→ **Written request**
Give only one thing: the number of lines that include the word "Association".

→ **Working data**

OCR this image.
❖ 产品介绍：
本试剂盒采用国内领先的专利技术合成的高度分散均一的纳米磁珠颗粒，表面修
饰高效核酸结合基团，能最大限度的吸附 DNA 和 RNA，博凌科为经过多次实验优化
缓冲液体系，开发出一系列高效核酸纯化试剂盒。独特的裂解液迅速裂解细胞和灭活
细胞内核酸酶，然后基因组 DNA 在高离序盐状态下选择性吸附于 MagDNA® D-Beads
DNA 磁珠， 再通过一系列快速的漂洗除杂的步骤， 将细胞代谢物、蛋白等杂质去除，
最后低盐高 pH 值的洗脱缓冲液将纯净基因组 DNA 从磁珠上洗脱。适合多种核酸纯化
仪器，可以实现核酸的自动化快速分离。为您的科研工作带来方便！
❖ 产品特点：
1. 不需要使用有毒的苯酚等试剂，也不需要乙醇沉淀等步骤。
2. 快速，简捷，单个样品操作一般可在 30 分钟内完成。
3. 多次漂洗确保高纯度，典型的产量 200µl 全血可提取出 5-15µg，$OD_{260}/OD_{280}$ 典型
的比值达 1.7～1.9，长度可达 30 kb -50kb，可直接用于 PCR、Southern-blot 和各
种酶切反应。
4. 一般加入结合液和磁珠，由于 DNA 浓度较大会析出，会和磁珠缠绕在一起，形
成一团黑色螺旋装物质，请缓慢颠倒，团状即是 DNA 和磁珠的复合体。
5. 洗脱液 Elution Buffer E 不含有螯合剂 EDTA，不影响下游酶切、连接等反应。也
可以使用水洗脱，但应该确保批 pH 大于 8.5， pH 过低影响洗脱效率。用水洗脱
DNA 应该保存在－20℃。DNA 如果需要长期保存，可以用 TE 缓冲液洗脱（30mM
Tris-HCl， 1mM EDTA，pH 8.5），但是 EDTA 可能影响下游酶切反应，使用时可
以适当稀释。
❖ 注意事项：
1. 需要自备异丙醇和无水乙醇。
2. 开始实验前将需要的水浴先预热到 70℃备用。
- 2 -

* * *

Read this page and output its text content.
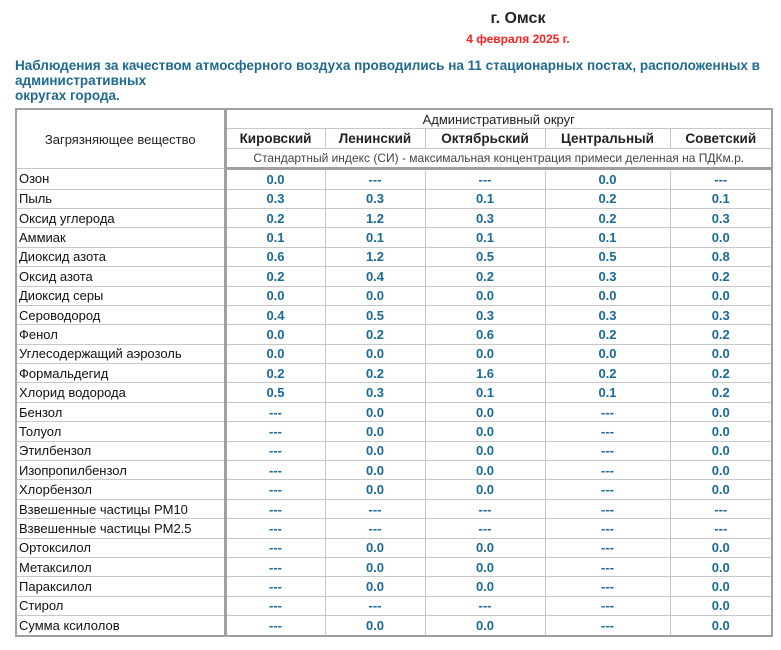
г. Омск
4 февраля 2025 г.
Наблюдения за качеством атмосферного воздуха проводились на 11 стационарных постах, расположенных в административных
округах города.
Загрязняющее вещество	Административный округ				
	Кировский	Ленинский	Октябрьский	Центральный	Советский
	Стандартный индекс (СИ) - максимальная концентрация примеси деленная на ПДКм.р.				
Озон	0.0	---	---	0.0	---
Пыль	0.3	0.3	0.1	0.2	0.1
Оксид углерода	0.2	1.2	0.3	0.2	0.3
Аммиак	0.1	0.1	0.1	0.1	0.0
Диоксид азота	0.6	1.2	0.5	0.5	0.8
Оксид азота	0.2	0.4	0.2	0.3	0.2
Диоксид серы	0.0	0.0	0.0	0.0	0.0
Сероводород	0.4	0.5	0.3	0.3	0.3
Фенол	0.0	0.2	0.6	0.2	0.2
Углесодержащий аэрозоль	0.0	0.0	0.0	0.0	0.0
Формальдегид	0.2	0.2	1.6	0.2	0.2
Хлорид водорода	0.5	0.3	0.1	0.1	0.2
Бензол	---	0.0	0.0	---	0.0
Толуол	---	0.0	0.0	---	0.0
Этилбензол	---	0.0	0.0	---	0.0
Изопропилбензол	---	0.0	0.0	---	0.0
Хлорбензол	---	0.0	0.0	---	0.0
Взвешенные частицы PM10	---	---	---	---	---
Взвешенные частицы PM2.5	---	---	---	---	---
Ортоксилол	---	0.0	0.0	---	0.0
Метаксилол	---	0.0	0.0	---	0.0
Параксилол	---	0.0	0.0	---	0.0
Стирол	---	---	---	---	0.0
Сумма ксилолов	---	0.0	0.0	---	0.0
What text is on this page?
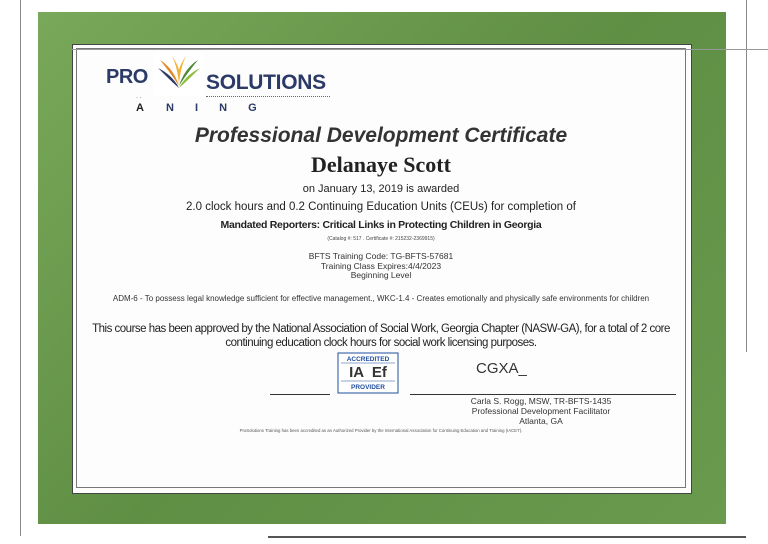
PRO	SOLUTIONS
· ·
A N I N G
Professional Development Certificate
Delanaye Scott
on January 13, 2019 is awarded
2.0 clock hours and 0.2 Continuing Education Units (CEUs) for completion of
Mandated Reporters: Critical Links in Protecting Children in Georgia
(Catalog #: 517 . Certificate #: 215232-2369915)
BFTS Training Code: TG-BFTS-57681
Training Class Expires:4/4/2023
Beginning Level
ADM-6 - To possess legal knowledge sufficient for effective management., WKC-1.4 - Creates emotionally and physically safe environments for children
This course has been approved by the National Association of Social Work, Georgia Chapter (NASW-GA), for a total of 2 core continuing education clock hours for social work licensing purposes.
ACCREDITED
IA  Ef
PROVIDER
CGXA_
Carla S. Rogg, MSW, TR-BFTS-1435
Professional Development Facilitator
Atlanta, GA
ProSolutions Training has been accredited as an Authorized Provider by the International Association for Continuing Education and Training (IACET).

--

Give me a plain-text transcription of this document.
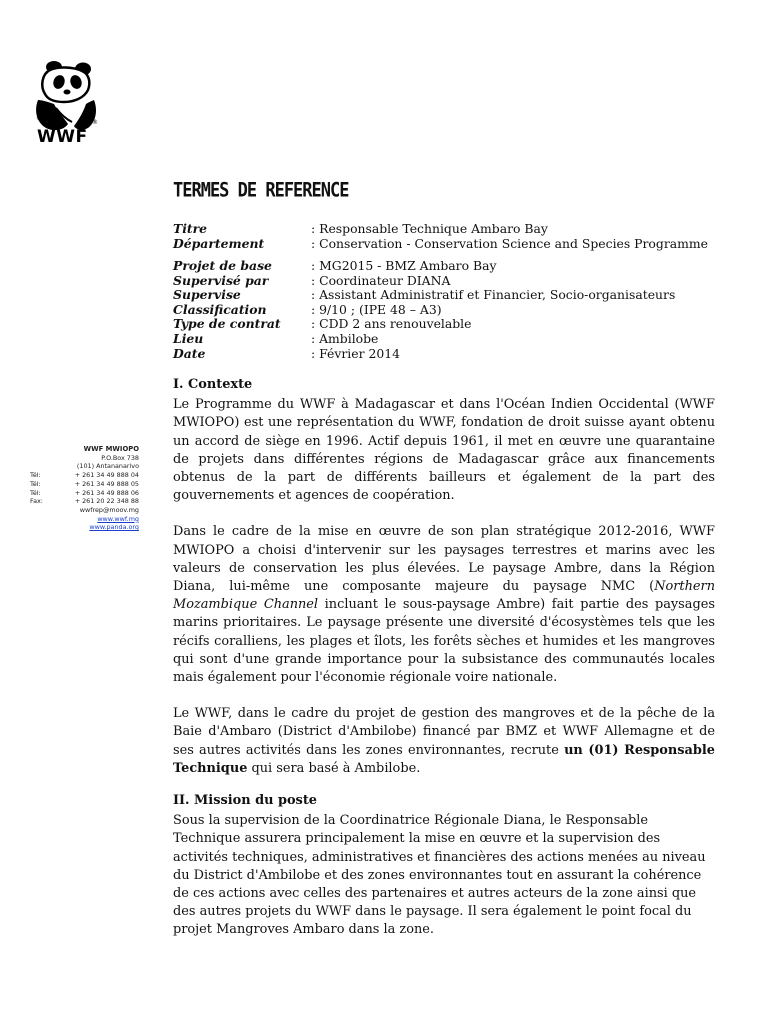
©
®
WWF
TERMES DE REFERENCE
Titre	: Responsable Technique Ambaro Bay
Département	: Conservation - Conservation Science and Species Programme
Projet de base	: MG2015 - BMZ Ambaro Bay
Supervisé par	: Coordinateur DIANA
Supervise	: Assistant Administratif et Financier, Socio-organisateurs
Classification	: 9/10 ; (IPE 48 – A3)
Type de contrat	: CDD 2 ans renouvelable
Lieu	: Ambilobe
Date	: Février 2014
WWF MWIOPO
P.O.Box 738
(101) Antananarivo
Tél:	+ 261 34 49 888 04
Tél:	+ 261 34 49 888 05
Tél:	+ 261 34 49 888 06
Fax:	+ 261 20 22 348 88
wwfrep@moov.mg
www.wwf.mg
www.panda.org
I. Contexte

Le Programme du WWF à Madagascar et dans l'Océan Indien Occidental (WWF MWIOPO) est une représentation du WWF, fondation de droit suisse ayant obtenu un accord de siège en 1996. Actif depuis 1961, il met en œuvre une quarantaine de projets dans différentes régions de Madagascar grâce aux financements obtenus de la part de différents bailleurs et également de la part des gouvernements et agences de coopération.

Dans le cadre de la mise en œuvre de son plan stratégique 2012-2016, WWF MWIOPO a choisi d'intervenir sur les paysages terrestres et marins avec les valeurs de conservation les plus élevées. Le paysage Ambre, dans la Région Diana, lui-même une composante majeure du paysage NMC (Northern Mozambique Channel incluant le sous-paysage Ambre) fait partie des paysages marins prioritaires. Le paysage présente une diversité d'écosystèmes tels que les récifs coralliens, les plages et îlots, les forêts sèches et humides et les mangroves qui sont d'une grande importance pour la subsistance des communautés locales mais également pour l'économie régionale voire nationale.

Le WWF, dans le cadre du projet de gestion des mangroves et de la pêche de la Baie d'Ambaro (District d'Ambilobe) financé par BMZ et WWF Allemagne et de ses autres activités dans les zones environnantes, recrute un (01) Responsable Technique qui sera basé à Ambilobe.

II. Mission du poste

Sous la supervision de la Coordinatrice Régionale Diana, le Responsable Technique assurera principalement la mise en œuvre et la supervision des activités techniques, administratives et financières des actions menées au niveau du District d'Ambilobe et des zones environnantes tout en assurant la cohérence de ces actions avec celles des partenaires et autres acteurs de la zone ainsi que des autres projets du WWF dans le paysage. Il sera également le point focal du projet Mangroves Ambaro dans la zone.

→ **Exercise output**
2